*RECORDED INFORMATION*.
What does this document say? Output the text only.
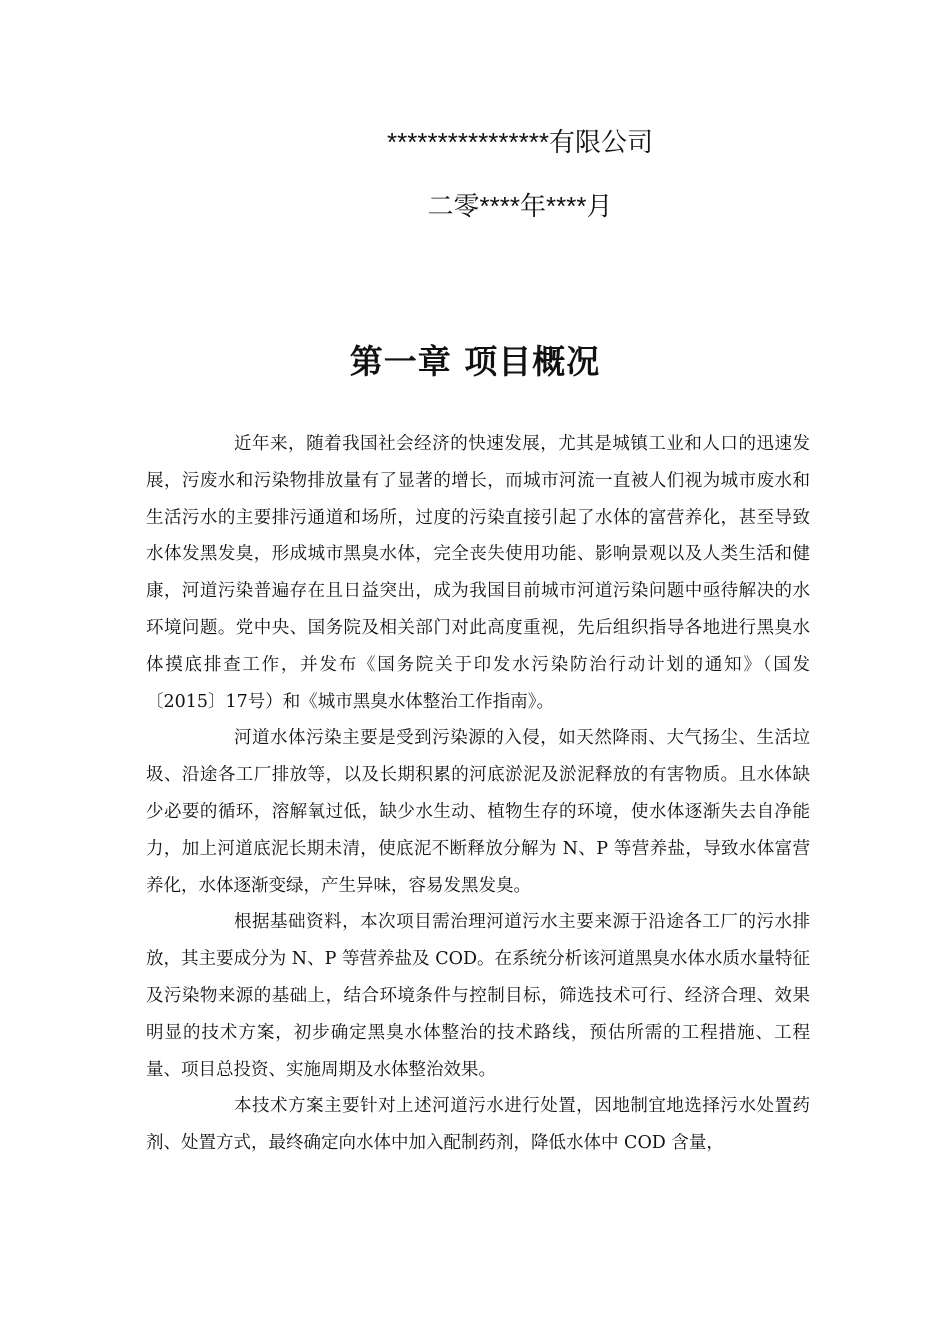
****************有限公司
二零****年****月
第一章 项目概况

近年来，随着我国社会经济的快速发展，尤其是城镇工业和人口的迅速发展，污废水和污染物排放量有了显著的增长，而城市河流一直被人们视为城市废水和生活污水的主要排污通道和场所，过度的污染直接引起了水体的富营养化，甚至导致水体发黑发臭，形成城市黑臭水体，完全丧失使用功能、影响景观以及人类生活和健康，河道污染普遍存在且日益突出，成为我国目前城市河道污染问题中亟待解决的水环境问题。党中央、国务院及相关部门对此高度重视，先后组织指导各地进行黑臭水体摸底排查工作，并发布《国务院关于印发水污染防治行动计划的通知》（国发〔2015〕17号）和《城市黑臭水体整治工作指南》。

河道水体污染主要是受到污染源的入侵，如天然降雨、大气扬尘、生活垃圾、沿途各工厂排放等，以及长期积累的河底淤泥及淤泥释放的有害物质。且水体缺少必要的循环，溶解氧过低，缺少水生动、植物生存的环境，使水体逐渐失去自净能力，加上河道底泥长期未清，使底泥不断释放分解为 N、P 等营养盐，导致水体富营养化，水体逐渐变绿，产生异味，容易发黑发臭。

根据基础资料，本次项目需治理河道污水主要来源于沿途各工厂的污水排放，其主要成分为 N、P 等营养盐及 COD。在系统分析该河道黑臭水体水质水量特征及污染物来源的基础上，结合环境条件与控制目标，筛选技术可行、经济合理、效果明显的技术方案，初步确定黑臭水体整治的技术路线，预估所需的工程措施、工程量、项目总投资、实施周期及水体整治效果。

本技术方案主要针对上述河道污水进行处置，因地制宜地选择污水处置药剂、处置方式，最终确定向水体中加入配制药剂，降低水体中 COD 含量，
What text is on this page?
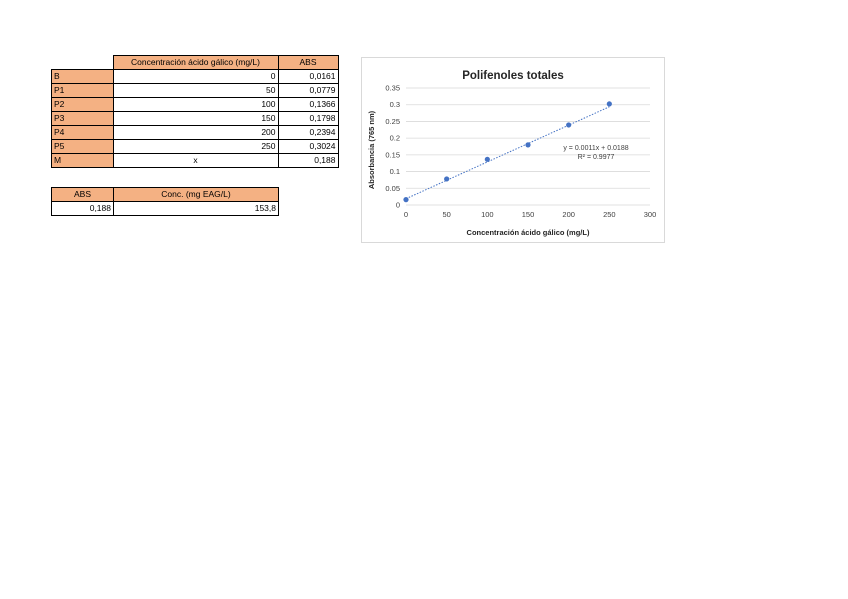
	Concentración ácido gálico (mg/L)	ABS
B	0	0,0161
P1	50	0,0779
P2	100	0,1366
P3	150	0,1798
P4	200	0,2394
P5	250	0,3024
M	x	0,188
ABS	Conc. (mg EAG/L)
0,188	153,8
Polifenoles totales
0
0.05
0.1
0.15
0.2
0.25
0.3
0.35
0	50	100	150	200	250	300
y = 0.0011x + 0.0188
R² = 0.9977
Concentración ácido gálico (mg/L)
Absorbancia (765 nm)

*YOUR GOAL*. Copy the listing exactly. Any image in it stays out of the copy.

*TASK SOLUTION*.
What does this document say? Output the text only.
****************有限公司
二零****年****月
第一章 项目概况

近年来，随着我国社会经济的快速发展，尤其是城镇工业和人口的迅速发展，污废水和污染物排放量有了显著的增长，而城市河流一直被人们视为城市废水和生活污水的主要排污通道和场所，过度的污染直接引起了水体的富营养化，甚至导致水体发黑发臭，形成城市黑臭水体，完全丧失使用功能、影响景观以及人类生活和健康，河道污染普遍存在且日益突出，成为我国目前城市河道污染问题中亟待解决的水环境问题。党中央、国务院及相关部门对此高度重视，先后组织指导各地进行黑臭水体摸底排查工作，并发布《国务院关于印发水污染防治行动计划的通知》（国发〔2015〕17号）和《城市黑臭水体整治工作指南》。

河道水体污染主要是受到污染源的入侵，如天然降雨、大气扬尘、生活垃圾、沿途各工厂排放等，以及长期积累的河底淤泥及淤泥释放的有害物质。且水体缺少必要的循环，溶解氧过低，缺少水生动、植物生存的环境，使水体逐渐失去自净能力，加上河道底泥长期未清，使底泥不断释放分解为 N、P 等营养盐，导致水体富营养化，水体逐渐变绿，产生异味，容易发黑发臭。

根据基础资料，本次项目需治理河道污水主要来源于沿途各工厂的污水排放，其主要成分为 N、P 等营养盐及 COD。在系统分析该河道黑臭水体水质水量特征及污染物来源的基础上，结合环境条件与控制目标，筛选技术可行、经济合理、效果明显的技术方案，初步确定黑臭水体整治的技术路线，预估所需的工程措施、工程量、项目总投资、实施周期及水体整治效果。

本技术方案主要针对上述河道污水进行处置，因地制宜地选择污水处置药剂、处置方式，最终确定向水体中加入配制药剂，降低水体中 COD 含量，
What text is on this page?
	Concentración ácido gálico (mg/L)	ABS
B	0	0,0161
P1	50	0,0779
P2	100	0,1366
P3	150	0,1798
P4	200	0,2394
P5	250	0,3024
M	x	0,188
ABS	Conc. (mg EAG/L)
0,188	153,8
Polifenoles totales
0
0.05
0.1
0.15
0.2
0.25
0.3
0.35
0	50	100	150	200	250	300
y = 0.0011x + 0.0188
R² = 0.9977
Concentración ácido gálico (mg/L)
Absorbancia (765 nm)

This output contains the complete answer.